Spot each line that carries the word "Liver"; copy those lines.

>> begin DATA LISTING

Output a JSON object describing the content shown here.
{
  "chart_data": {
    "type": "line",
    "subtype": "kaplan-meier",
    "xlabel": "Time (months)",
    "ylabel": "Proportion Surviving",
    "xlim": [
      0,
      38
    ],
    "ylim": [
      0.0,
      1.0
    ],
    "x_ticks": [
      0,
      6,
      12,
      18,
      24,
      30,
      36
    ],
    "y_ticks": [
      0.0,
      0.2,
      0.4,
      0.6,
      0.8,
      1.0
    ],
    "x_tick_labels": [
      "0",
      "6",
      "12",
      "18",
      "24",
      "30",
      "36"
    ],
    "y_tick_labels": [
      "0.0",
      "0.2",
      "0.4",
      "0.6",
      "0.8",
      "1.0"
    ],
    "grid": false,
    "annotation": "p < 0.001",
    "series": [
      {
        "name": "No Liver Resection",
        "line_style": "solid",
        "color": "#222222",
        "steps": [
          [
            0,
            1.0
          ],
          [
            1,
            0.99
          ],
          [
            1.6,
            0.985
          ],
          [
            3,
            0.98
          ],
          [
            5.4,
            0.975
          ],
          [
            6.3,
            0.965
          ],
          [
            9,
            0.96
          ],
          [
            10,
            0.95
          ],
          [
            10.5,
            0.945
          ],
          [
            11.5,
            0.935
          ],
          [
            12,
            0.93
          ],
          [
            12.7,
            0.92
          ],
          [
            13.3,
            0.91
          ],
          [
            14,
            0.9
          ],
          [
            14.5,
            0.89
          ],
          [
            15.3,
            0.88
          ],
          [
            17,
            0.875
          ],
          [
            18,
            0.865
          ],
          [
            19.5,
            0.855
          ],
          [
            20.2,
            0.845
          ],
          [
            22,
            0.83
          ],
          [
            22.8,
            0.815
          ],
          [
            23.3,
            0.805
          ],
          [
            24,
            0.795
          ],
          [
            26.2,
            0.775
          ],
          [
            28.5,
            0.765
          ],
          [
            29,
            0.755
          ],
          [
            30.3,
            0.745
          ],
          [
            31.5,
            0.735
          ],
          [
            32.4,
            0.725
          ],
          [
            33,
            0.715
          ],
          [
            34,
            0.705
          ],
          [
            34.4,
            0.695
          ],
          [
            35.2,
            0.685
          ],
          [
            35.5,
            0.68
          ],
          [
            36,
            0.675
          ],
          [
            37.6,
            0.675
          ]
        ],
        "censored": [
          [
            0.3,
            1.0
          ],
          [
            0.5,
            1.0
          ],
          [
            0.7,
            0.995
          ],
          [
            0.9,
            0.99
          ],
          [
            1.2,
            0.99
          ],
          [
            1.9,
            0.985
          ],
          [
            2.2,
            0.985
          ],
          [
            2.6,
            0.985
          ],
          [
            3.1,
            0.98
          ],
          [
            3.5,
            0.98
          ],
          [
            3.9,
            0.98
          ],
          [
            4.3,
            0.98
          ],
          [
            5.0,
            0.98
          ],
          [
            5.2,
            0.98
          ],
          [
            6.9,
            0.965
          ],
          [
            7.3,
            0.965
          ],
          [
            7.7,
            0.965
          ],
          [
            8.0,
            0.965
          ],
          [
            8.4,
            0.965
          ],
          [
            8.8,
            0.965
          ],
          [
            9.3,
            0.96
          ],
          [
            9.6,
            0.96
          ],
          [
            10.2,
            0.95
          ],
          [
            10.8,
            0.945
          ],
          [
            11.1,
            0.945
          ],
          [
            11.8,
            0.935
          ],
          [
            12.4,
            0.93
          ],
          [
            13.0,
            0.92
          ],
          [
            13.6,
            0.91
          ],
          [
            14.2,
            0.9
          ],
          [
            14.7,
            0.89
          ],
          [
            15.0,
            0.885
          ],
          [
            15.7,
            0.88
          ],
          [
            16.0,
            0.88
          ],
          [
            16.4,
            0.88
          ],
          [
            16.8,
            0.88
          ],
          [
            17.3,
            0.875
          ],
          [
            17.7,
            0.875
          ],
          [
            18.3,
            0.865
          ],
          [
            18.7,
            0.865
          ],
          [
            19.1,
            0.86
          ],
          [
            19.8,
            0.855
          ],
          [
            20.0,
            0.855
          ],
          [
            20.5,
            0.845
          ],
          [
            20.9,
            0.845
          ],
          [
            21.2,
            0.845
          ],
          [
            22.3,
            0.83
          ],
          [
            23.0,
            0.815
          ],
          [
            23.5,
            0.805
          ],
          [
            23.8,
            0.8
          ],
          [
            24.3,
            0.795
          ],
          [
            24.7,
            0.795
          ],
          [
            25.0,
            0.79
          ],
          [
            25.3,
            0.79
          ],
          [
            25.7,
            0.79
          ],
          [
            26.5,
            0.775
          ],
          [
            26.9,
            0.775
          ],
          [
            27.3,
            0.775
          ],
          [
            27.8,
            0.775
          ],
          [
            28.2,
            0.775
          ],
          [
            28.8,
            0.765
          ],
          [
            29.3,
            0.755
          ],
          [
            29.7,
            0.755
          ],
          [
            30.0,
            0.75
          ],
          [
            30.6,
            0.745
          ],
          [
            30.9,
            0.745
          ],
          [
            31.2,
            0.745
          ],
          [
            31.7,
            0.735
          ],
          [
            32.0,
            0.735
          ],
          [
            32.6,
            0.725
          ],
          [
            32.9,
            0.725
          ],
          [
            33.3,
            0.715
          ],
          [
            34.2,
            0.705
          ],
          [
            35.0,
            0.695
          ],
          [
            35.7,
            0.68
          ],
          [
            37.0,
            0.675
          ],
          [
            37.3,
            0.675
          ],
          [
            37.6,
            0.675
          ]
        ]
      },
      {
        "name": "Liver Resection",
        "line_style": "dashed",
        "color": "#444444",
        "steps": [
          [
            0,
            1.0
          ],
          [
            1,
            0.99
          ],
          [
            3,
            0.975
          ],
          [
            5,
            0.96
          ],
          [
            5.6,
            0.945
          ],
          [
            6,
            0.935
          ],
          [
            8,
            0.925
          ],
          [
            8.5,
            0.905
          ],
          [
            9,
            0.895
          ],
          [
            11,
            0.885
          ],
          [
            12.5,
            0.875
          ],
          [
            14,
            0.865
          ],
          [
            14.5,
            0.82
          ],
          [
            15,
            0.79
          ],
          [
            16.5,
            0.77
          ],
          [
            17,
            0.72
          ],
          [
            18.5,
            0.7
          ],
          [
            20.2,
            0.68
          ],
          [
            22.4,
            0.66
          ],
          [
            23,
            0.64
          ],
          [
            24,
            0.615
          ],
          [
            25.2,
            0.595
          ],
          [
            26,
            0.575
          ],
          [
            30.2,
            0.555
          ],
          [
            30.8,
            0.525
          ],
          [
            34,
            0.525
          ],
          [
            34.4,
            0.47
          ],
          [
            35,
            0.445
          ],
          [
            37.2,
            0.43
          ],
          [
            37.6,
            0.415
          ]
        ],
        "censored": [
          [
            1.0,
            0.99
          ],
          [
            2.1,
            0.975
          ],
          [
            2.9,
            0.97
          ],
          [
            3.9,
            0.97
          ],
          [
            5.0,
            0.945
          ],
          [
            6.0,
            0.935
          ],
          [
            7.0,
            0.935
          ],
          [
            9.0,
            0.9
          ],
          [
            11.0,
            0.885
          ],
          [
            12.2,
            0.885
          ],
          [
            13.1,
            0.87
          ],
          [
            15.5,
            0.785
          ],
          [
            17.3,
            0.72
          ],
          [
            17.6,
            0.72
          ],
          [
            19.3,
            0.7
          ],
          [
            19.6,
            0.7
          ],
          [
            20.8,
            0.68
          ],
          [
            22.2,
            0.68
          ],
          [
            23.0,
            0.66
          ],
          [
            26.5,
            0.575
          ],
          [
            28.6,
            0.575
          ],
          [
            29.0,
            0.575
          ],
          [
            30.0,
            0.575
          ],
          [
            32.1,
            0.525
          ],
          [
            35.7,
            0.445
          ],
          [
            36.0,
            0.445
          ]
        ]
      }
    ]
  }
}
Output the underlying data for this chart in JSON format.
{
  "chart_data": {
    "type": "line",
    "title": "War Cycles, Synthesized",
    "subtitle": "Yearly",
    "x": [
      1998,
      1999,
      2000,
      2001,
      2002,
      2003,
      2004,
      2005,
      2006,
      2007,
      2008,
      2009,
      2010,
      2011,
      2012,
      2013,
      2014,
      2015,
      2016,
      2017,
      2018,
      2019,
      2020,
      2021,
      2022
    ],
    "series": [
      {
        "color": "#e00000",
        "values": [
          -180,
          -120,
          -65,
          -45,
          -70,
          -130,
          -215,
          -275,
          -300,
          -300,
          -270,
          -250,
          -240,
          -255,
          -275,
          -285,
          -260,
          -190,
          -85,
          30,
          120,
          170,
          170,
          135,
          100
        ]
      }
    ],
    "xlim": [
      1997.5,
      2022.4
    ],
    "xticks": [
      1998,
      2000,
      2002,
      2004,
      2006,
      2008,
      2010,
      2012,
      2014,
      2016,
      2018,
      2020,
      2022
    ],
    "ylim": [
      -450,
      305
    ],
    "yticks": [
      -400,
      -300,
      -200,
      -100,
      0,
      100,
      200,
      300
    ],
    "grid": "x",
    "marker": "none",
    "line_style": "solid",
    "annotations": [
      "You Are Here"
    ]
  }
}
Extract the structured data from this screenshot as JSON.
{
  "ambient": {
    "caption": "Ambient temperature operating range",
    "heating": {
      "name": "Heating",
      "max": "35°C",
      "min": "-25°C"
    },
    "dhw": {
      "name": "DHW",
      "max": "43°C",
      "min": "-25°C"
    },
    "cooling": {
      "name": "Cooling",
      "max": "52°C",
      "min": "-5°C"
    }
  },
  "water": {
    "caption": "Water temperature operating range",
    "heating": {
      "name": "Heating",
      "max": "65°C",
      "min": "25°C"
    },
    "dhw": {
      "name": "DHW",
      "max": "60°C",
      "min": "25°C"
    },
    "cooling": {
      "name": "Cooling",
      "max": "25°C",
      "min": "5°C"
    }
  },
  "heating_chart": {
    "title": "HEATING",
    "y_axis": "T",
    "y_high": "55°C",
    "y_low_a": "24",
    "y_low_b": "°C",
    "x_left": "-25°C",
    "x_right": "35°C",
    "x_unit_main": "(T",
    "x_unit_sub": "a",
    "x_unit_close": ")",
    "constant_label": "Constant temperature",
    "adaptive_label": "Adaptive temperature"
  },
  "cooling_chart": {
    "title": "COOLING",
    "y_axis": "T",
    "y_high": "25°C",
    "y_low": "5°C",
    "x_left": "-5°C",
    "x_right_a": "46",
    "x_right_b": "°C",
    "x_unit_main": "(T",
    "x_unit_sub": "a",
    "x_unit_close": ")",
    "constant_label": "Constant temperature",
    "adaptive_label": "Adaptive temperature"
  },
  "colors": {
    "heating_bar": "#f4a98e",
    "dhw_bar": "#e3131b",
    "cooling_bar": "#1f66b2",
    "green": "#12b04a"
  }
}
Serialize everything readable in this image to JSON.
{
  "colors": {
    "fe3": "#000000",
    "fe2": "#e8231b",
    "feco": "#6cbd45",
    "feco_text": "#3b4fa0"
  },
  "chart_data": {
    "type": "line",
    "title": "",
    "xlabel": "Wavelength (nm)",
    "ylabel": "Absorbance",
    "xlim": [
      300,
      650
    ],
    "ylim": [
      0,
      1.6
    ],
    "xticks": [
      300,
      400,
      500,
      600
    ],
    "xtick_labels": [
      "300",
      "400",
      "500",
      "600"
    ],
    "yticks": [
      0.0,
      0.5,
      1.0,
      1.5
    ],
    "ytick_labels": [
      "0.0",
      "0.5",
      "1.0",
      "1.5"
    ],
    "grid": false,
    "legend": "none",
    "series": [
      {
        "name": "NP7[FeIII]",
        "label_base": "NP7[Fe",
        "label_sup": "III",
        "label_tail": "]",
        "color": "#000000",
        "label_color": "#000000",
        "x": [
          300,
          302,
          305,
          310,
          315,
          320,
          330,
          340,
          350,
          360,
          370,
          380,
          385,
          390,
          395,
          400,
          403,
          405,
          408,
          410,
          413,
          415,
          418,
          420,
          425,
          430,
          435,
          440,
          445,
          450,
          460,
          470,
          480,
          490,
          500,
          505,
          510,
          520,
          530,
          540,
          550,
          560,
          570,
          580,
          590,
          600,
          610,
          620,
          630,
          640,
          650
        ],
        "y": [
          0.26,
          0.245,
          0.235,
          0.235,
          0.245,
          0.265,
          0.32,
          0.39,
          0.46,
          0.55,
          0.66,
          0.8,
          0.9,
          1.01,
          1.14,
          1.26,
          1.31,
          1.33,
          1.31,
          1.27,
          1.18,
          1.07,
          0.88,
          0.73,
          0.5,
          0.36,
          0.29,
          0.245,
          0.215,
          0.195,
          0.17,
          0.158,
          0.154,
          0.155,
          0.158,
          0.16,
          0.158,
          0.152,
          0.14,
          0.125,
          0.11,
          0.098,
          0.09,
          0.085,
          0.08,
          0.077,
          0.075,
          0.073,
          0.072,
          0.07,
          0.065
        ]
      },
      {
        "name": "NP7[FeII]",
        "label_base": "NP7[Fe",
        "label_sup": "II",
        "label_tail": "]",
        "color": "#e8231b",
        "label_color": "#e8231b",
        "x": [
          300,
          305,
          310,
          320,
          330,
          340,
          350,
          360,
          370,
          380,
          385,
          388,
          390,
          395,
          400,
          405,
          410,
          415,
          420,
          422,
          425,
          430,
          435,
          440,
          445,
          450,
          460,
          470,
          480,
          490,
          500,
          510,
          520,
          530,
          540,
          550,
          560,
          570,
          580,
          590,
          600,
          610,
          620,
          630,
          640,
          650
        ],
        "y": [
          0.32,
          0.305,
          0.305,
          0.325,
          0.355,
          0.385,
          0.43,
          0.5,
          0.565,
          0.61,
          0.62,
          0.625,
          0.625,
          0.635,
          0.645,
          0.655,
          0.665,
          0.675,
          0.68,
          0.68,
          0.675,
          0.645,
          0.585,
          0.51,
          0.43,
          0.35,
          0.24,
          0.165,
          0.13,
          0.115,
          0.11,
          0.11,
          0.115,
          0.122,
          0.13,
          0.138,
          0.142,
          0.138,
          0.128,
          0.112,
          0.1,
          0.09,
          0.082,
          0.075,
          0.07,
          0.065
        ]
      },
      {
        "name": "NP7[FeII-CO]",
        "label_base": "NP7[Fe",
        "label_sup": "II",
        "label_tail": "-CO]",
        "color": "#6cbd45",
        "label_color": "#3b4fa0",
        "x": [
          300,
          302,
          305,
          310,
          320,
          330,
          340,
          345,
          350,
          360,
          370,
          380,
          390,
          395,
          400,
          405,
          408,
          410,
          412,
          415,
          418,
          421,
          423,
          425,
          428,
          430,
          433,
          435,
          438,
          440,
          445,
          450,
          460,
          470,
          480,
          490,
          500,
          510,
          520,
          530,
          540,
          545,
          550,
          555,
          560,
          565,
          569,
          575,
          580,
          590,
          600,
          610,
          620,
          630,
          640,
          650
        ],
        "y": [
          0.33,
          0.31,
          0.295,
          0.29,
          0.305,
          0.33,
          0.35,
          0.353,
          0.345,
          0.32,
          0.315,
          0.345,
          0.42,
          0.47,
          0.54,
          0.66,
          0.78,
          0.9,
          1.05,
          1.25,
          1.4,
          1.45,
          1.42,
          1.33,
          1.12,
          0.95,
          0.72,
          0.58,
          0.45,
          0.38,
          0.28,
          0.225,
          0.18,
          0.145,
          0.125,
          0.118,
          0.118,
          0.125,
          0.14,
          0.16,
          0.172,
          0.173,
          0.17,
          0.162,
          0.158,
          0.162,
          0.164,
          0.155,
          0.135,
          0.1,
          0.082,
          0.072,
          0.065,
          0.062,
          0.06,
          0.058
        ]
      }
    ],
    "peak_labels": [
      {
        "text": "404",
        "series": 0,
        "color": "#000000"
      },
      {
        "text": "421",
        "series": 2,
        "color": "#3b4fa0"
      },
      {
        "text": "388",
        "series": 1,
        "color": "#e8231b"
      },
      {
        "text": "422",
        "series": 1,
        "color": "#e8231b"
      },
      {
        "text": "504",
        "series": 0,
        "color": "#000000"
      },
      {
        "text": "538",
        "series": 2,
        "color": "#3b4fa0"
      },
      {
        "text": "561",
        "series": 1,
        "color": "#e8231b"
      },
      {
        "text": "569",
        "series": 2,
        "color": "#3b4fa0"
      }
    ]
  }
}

>> end DATA LISTING

| CORRECT OUTPUT |
        "name": "No Liver Resection",
        "name": "Liver Resection",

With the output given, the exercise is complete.